Segundo o Coronel SCARPARI, este último grupo sequer percebeu os sinais de alerta sonoros e visuais emitidos automaticamente pelas aeronaves quando há pane nos motores. "Quando há pane em um motor, é disparada uma sirene muito alta no helicóptero e o painel apresenta o alerta vermelho, mas houve pilotos que, ao pousar no chão e serem questionados por que não agiram, disseram que não tinham ouvido nada", declarou.
Pesquisadores acompanharam as reações de 11 pilotos de helicóptero durante a manobra de autorrotação
Foto: Divulgação/IPEV (Instituto de Pesquisas e Ensaios em Voo) / Estadão
Os 11 pilotos que participaram do estudo já tinham realizado a manobra de autorrotação antes, mas desta vez o treinamento foi alterado para que a reação fisiológica fosse a mais próxima possível da que ocorre em uma situação real. Isso foi feito por meio do corte do motor na primeira volta dos pilotos no ar, em que eles achavam que se tratava de uma volta teste.
Para o piloto Bruno Roque Teixeira, tenente-coronel da FAB, esse foi um aspecto fundamental para o sucesso do estudo. Ele foi um dos participantes do ensaio e conseguiu realizar a manobra dentro do tempo necessário. Na época, possuía cerca de 50 manobras de autorrotação realizadas, considerado pouco. "A reação inevitável é sentir o aperto no estômago, a secura na boca e o medo, mas isso tem de durar meio segundo. O nível de treinamento que isso exige é enorme, mas também é preciso estar bem psicologicamente", disse.
O que os pesquisadores identificaram é que, por mais que alguns pilotos fossem mais experientes e tivessem treinado a manobra mais vezes antes, o aspecto emocional se sobrepõe à técnica e a experiência. "Mesmo que um piloto tenha feito a manobra dezenas de vezes em treinamentos, o aspecto emocional na hora em que acontece uma situação real é que vai determinar o sucesso da manobra", explicou o Coronel SCARPARI.
A partir deste resultado, o estudo conclui que o treinamento dos pilotos deve ser feito de maneira personalizada, levando em consideração o perfil de cada um deles durante a pilotagem. Outras mudanças sugeridas é a automatização de alguns procedimentos, para dar mais tempo para o piloto reagir, e alarmes de voz que orientem os pilotos a realizarem as ações mais urgentes.
——————
### O QUE FAZER
a. No texto sobre o estudo com pilotos de helicóptero, quais reações o tenente-coronel Bruno Roque Teixeira aponta como inevitáveis? Liste todas.
b. Prolongue o texto sobre o estudo com pilotos de helicóptero, partindo da última frase dele.

### DADOS EM ESTUDO
——————
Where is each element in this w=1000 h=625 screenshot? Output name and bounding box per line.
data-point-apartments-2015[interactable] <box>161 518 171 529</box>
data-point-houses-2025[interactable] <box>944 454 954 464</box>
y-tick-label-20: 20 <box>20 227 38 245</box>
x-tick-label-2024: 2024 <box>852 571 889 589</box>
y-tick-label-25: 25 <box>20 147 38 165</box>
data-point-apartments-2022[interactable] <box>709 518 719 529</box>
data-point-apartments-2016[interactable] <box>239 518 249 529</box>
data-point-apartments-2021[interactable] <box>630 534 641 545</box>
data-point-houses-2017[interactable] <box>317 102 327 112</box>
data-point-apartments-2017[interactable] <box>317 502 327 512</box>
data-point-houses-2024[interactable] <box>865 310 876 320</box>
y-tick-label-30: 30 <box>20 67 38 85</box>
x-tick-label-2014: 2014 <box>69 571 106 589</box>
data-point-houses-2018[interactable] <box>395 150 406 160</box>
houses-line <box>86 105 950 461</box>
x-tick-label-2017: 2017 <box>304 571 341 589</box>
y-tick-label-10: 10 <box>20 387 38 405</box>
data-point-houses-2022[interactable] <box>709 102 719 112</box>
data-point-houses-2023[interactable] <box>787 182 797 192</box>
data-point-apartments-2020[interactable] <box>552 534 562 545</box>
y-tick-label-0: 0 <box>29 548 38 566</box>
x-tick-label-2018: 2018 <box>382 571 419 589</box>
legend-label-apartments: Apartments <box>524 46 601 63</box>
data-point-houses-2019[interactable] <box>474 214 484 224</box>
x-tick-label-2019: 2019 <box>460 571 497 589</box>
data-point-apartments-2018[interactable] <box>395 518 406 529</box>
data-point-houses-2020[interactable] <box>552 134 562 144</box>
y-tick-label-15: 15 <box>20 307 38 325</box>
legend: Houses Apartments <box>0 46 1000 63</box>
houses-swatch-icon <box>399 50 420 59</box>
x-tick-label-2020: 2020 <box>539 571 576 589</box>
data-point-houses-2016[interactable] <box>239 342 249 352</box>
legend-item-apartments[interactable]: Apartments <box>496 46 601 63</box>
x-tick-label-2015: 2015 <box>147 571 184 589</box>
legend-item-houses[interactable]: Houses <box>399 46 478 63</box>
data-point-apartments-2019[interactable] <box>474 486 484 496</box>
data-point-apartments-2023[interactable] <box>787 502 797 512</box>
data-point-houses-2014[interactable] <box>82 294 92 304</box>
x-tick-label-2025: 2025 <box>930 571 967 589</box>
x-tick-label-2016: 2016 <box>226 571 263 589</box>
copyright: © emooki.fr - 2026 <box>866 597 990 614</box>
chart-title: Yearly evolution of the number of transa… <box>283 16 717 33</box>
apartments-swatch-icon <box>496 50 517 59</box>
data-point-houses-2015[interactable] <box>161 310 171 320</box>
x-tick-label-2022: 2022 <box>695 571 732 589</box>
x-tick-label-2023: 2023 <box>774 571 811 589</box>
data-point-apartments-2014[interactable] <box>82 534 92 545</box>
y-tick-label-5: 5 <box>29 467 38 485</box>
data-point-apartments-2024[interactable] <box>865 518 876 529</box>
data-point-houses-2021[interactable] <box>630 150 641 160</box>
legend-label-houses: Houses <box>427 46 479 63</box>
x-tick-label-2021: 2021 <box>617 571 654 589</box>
——————
### RESPOSTAS DADAS
a.
- O aperto no estômago
- A secura na boca
- O medo

b.
Medir o nível de estresse e cansaço com base nos sensores antes de cada voo é outra possibilidade para mais segurança. Hoje, essa medição é feita através de um questionário. Os aperfeiçoamentos podem diminuir os acidentes fatais em helicópteros causados por falhas no motor e erros dos pilotos. Essas são as principais causas de acidentes no Brasil, segundo o Centro de Investigação e Prevenção de Acidentes Aeronáuticos (Cenipa). Juntas, foram responsáveis por 31% dos 148 acidentes em aeronaves ocorridos no País em 2019.
Fator humano deve ser considerado na construção de aeronaves
Até o século passado, as causas dos acidentes aéreos revelaram que 20% das falhas eram humanas e 80%, do equipamento. Neste século, os números se inverteram. Para o especialista Donizeti de Andrade, doutor em aeronaves de rotação e professor do ITA, o grande avanço do estudo é passar a considerar o fator humano dentro do desenvolvimento das aeronaves. "A pesquisa inclui o fator humano dentro de um contexto em que ele é normalmente excluído, apesar de essencial. Isso é fundamental para o aumento da segurança de voo", afirmou.
Indo além da análise do fator humano dentro da engenharia de aeronaves, os pesquisadores acreditam que o estudo traz contribuições para todas as áreas que envolvem decisões rápidas em situações críticas. "Verificamos a importância de trabalhar a regulação emocional para áreas como a da Medicina, dos polícias, dos bombeiros, entre outros", disse Elisa Kozasa, neurocientista do Hospital Israelita Albert Einstein que coordenou o estudo.